### What you have to do
For each line that holds "date", copy the line out.

[Chart and figure data]
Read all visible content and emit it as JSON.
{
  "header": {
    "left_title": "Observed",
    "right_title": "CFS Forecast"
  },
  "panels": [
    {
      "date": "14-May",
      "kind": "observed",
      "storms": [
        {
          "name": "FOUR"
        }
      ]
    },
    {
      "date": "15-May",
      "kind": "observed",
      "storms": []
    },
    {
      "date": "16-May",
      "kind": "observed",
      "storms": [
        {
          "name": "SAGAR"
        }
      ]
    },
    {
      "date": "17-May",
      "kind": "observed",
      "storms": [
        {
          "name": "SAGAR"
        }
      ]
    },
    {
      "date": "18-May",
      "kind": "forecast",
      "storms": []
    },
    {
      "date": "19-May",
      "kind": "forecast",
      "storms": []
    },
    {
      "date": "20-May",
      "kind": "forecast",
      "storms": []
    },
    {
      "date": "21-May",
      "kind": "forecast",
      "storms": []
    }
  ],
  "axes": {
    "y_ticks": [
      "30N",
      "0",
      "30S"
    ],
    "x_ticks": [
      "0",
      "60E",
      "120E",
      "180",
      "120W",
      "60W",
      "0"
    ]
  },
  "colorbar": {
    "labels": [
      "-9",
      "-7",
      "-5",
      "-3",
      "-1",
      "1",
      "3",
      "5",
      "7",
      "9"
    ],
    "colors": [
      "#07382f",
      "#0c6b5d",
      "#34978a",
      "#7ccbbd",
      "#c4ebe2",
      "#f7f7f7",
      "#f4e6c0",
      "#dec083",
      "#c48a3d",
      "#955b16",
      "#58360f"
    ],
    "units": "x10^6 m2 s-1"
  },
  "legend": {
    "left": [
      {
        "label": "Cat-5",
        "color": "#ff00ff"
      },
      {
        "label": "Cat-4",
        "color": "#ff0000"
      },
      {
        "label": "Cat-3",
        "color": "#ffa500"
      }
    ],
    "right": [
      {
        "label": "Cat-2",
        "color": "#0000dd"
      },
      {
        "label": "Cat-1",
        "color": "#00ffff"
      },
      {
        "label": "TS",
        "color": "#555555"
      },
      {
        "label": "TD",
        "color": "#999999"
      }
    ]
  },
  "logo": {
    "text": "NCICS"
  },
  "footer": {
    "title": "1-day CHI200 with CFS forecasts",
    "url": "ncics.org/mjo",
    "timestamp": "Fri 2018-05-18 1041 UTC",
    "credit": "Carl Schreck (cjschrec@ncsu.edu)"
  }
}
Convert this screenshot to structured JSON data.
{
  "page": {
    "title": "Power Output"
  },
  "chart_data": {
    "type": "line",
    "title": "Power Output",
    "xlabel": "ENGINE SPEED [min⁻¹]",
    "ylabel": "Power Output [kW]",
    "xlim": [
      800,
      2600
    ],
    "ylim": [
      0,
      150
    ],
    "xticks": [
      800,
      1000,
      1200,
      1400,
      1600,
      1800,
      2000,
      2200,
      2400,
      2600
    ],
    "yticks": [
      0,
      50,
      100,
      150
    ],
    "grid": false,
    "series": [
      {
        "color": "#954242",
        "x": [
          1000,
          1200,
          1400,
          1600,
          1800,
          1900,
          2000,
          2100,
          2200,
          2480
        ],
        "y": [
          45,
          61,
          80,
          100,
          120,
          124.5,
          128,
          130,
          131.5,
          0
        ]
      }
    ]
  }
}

### Task result
      "date": "14-May",
      "date": "15-May",
      "date": "16-May",
      "date": "17-May",
      "date": "18-May",
      "date": "19-May",
      "date": "20-May",
      "date": "21-May",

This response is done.